*PROBLEM DETAILS*
Repeat every line below exactly, word for word.

* START SUPPLIED MATERIAL *

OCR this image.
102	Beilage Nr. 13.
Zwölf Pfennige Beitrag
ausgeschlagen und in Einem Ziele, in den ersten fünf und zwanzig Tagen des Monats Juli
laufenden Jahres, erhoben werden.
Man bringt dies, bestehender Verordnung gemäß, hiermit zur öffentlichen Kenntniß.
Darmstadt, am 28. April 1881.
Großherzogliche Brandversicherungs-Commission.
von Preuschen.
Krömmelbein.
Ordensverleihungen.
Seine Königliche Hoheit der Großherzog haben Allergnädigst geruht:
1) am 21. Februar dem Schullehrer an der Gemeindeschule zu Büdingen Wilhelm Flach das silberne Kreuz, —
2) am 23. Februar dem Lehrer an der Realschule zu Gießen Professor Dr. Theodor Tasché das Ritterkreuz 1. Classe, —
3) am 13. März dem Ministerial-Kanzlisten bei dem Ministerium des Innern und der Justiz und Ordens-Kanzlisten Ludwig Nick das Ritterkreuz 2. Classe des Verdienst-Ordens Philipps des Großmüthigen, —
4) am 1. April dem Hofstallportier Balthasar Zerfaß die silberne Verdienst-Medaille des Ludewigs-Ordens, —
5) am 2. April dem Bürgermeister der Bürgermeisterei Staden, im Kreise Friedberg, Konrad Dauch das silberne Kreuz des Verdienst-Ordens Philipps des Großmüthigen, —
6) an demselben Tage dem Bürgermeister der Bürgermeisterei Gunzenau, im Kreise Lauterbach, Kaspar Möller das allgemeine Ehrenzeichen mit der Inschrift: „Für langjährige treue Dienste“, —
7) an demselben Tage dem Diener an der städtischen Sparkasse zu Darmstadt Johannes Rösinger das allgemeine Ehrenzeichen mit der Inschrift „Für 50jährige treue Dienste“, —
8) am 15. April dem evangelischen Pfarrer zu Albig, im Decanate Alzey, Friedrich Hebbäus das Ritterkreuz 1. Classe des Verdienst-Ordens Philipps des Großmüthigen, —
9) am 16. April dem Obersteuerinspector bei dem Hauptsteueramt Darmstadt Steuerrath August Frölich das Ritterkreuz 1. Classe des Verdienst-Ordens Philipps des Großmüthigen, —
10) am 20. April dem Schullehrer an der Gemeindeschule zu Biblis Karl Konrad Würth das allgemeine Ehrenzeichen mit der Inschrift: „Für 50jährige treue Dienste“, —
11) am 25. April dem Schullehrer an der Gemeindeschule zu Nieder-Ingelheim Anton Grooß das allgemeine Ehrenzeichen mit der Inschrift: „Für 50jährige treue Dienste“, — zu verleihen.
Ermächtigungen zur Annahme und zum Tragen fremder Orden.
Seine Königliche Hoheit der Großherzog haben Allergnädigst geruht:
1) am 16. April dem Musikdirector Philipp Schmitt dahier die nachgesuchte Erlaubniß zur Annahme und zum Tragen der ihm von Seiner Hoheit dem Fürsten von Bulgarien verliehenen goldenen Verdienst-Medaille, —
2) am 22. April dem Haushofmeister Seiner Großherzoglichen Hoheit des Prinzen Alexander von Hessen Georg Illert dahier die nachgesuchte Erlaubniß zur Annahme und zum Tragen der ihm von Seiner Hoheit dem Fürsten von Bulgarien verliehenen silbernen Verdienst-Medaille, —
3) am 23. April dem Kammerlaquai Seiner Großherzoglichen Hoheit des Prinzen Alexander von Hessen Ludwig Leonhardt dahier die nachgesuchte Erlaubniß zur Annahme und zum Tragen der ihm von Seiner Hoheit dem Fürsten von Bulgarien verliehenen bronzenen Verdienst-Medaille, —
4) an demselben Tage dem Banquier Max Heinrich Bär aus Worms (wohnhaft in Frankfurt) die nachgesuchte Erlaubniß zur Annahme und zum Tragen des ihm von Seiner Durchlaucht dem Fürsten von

* END SUPPLIED MATERIAL *

*THE RESPONSE*
OCR this image.
102	Beilage Nr. 13.
Zwölf Pfennige Beitrag
ausgeschlagen und in Einem Ziele, in den ersten fünf und zwanzig Tagen des Monats Juli
laufenden Jahres, erhoben werden.
Man bringt dies, bestehender Verordnung gemäß, hiermit zur öffentlichen Kenntniß.
Darmstadt, am 28. April 1881.
Großherzogliche Brandversicherungs-Commission.
von Preuschen.
Krömmelbein.
Ordensverleihungen.
Seine Königliche Hoheit der Großherzog haben Allergnädigst geruht:
1) am 21. Februar dem Schullehrer an der Gemeindeschule zu Büdingen Wilhelm Flach das silberne Kreuz, —
2) am 23. Februar dem Lehrer an der Realschule zu Gießen Professor Dr. Theodor Tasché das Ritterkreuz 1. Classe, —
3) am 13. März dem Ministerial-Kanzlisten bei dem Ministerium des Innern und der Justiz und Ordens-Kanzlisten Ludwig Nick das Ritterkreuz 2. Classe des Verdienst-Ordens Philipps des Großmüthigen, —
4) am 1. April dem Hofstallportier Balthasar Zerfaß die silberne Verdienst-Medaille des Ludewigs-Ordens, —
5) am 2. April dem Bürgermeister der Bürgermeisterei Staden, im Kreise Friedberg, Konrad Dauch das silberne Kreuz des Verdienst-Ordens Philipps des Großmüthigen, —
6) an demselben Tage dem Bürgermeister der Bürgermeisterei Gunzenau, im Kreise Lauterbach, Kaspar Möller das allgemeine Ehrenzeichen mit der Inschrift: „Für langjährige treue Dienste“, —
7) an demselben Tage dem Diener an der städtischen Sparkasse zu Darmstadt Johannes Rösinger das allgemeine Ehrenzeichen mit der Inschrift „Für 50jährige treue Dienste“, —
8) am 15. April dem evangelischen Pfarrer zu Albig, im Decanate Alzey, Friedrich Hebbäus das Ritterkreuz 1. Classe des Verdienst-Ordens Philipps des Großmüthigen, —
9) am 16. April dem Obersteuerinspector bei dem Hauptsteueramt Darmstadt Steuerrath August Frölich das Ritterkreuz 1. Classe des Verdienst-Ordens Philipps des Großmüthigen, —
10) am 20. April dem Schullehrer an der Gemeindeschule zu Biblis Karl Konrad Würth das allgemeine Ehrenzeichen mit der Inschrift: „Für 50jährige treue Dienste“, —
11) am 25. April dem Schullehrer an der Gemeindeschule zu Nieder-Ingelheim Anton Grooß das allgemeine Ehrenzeichen mit der Inschrift: „Für 50jährige treue Dienste“, — zu verleihen.
Ermächtigungen zur Annahme und zum Tragen fremder Orden.
Seine Königliche Hoheit der Großherzog haben Allergnädigst geruht:
1) am 16. April dem Musikdirector Philipp Schmitt dahier die nachgesuchte Erlaubniß zur Annahme und zum Tragen der ihm von Seiner Hoheit dem Fürsten von Bulgarien verliehenen goldenen Verdienst-Medaille, —
2) am 22. April dem Haushofmeister Seiner Großherzoglichen Hoheit des Prinzen Alexander von Hessen Georg Illert dahier die nachgesuchte Erlaubniß zur Annahme und zum Tragen der ihm von Seiner Hoheit dem Fürsten von Bulgarien verliehenen silbernen Verdienst-Medaille, —
3) am 23. April dem Kammerlaquai Seiner Großherzoglichen Hoheit des Prinzen Alexander von Hessen Ludwig Leonhardt dahier die nachgesuchte Erlaubniß zur Annahme und zum Tragen der ihm von Seiner Hoheit dem Fürsten von Bulgarien verliehenen bronzenen Verdienst-Medaille, —
4) an demselben Tage dem Banquier Max Heinrich Bär aus Worms (wohnhaft in Frankfurt) die nachgesuchte Erlaubniß zur Annahme und zum Tragen des ihm von Seiner Durchlaucht dem Fürsten von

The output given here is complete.